DATA IN THIS EXERCISE »

###

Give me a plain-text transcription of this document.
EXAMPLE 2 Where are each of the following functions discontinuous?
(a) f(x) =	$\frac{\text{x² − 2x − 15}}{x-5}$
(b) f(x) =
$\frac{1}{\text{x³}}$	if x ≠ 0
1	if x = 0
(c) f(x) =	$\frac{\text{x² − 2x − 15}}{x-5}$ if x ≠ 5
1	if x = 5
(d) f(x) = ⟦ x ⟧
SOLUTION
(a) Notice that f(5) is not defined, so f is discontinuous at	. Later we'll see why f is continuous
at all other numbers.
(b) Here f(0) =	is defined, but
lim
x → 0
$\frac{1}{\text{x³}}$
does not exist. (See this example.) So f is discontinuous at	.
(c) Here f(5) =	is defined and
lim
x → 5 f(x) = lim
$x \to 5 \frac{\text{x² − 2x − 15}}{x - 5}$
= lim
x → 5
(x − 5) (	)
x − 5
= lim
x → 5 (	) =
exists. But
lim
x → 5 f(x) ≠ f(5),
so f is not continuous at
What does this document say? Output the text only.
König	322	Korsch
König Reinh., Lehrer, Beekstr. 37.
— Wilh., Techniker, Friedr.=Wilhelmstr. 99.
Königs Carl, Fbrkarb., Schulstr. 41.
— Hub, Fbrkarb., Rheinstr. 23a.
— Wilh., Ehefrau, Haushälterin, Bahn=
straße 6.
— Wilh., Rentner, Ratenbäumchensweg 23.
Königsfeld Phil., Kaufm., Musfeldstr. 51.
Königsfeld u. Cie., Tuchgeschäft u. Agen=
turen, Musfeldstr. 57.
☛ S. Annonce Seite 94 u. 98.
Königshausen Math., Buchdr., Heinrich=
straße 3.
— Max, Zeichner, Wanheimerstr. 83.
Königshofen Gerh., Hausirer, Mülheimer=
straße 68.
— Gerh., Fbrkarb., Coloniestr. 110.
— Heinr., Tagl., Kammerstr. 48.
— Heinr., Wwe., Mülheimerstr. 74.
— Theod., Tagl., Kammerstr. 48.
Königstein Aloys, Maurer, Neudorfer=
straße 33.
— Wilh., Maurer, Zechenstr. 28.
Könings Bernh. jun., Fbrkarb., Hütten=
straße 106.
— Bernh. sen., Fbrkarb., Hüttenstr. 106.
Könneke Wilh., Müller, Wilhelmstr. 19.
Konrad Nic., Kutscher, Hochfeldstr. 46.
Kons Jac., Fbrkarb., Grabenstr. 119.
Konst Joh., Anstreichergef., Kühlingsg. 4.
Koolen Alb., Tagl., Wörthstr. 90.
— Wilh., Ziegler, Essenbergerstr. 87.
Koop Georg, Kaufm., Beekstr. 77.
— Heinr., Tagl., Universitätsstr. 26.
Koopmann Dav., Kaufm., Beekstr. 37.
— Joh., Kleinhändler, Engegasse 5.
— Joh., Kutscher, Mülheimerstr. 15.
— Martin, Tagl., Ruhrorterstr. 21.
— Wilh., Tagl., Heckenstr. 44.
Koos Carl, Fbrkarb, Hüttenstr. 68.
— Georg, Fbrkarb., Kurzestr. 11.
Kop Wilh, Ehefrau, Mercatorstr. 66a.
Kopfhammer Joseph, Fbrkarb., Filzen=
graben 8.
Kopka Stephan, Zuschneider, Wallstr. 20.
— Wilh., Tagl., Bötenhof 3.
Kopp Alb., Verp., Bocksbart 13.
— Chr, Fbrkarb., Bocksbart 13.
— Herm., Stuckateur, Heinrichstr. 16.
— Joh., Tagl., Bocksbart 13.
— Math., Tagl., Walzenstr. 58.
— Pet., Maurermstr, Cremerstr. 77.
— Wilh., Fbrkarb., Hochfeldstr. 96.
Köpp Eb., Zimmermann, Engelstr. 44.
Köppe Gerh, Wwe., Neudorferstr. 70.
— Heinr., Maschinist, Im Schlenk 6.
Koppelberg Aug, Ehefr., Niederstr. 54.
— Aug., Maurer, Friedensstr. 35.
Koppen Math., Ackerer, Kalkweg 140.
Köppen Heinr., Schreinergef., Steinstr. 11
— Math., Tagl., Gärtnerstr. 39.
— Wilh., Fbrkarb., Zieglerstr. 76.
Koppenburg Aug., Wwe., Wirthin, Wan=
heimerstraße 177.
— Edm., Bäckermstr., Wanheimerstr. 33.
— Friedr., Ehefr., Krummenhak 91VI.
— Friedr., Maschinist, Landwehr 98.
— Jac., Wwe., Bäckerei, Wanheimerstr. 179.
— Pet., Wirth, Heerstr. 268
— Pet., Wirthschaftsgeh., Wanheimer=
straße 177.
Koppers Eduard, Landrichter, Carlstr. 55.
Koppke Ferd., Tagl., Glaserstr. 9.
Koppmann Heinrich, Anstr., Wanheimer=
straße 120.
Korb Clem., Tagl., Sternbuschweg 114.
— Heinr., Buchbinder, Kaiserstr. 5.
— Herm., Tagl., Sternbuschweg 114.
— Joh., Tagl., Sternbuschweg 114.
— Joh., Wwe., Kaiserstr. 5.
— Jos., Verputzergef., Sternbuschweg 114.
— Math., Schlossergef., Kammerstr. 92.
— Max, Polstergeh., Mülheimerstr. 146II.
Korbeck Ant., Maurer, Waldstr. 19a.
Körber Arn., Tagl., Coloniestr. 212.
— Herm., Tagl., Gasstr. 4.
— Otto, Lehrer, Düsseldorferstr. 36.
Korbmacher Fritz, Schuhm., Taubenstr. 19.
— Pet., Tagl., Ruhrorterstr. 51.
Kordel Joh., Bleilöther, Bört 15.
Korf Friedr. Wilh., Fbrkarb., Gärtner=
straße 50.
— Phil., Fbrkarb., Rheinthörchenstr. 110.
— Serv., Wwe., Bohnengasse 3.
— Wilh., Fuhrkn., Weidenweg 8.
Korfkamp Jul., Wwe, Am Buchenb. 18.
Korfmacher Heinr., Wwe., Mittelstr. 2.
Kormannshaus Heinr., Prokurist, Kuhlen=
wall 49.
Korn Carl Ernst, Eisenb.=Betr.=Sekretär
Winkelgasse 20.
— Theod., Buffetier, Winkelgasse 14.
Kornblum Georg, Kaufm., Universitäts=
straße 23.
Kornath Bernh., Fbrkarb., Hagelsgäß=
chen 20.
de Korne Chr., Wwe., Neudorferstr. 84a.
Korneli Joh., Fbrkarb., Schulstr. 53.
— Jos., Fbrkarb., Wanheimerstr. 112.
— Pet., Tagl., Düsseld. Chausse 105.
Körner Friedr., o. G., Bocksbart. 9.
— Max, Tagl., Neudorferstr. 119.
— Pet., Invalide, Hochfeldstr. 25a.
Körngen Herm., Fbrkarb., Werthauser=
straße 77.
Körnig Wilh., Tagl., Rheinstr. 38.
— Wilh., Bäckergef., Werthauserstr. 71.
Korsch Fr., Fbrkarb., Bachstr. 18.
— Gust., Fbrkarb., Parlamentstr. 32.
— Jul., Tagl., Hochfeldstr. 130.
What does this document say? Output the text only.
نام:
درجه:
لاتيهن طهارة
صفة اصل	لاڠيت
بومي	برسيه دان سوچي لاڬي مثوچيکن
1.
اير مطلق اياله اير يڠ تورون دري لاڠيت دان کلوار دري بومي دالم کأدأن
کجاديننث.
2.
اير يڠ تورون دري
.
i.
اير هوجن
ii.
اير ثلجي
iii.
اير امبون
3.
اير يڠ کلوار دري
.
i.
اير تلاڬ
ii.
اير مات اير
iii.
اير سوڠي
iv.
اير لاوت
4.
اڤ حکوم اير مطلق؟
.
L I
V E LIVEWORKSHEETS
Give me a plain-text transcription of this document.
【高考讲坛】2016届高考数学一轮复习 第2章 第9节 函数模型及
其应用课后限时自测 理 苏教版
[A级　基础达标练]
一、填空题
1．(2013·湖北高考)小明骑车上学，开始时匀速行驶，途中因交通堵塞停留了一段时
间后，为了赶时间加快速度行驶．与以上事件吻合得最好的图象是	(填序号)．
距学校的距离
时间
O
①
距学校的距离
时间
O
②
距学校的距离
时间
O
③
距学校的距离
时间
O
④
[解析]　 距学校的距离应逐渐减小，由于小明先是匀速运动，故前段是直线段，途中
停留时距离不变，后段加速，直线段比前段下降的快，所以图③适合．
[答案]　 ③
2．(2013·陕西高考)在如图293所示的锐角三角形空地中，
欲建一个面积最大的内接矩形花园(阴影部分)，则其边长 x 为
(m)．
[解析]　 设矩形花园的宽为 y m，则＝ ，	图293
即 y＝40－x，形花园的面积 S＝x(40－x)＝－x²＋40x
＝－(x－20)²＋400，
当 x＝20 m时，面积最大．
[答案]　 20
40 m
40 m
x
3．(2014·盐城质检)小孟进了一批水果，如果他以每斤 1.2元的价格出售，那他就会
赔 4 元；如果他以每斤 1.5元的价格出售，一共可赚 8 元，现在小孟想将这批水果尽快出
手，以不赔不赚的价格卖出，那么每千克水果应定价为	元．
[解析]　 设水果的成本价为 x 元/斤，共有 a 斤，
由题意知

###

THE TASK » Look through the entries above and list every line containing "defined".

RESULT »
(a) Notice that f(5) is not defined, so f is discontinuous at	. Later we'll see why f is continuous
(b) Here f(0) =	is defined, but
(c) Here f(5) =	is defined and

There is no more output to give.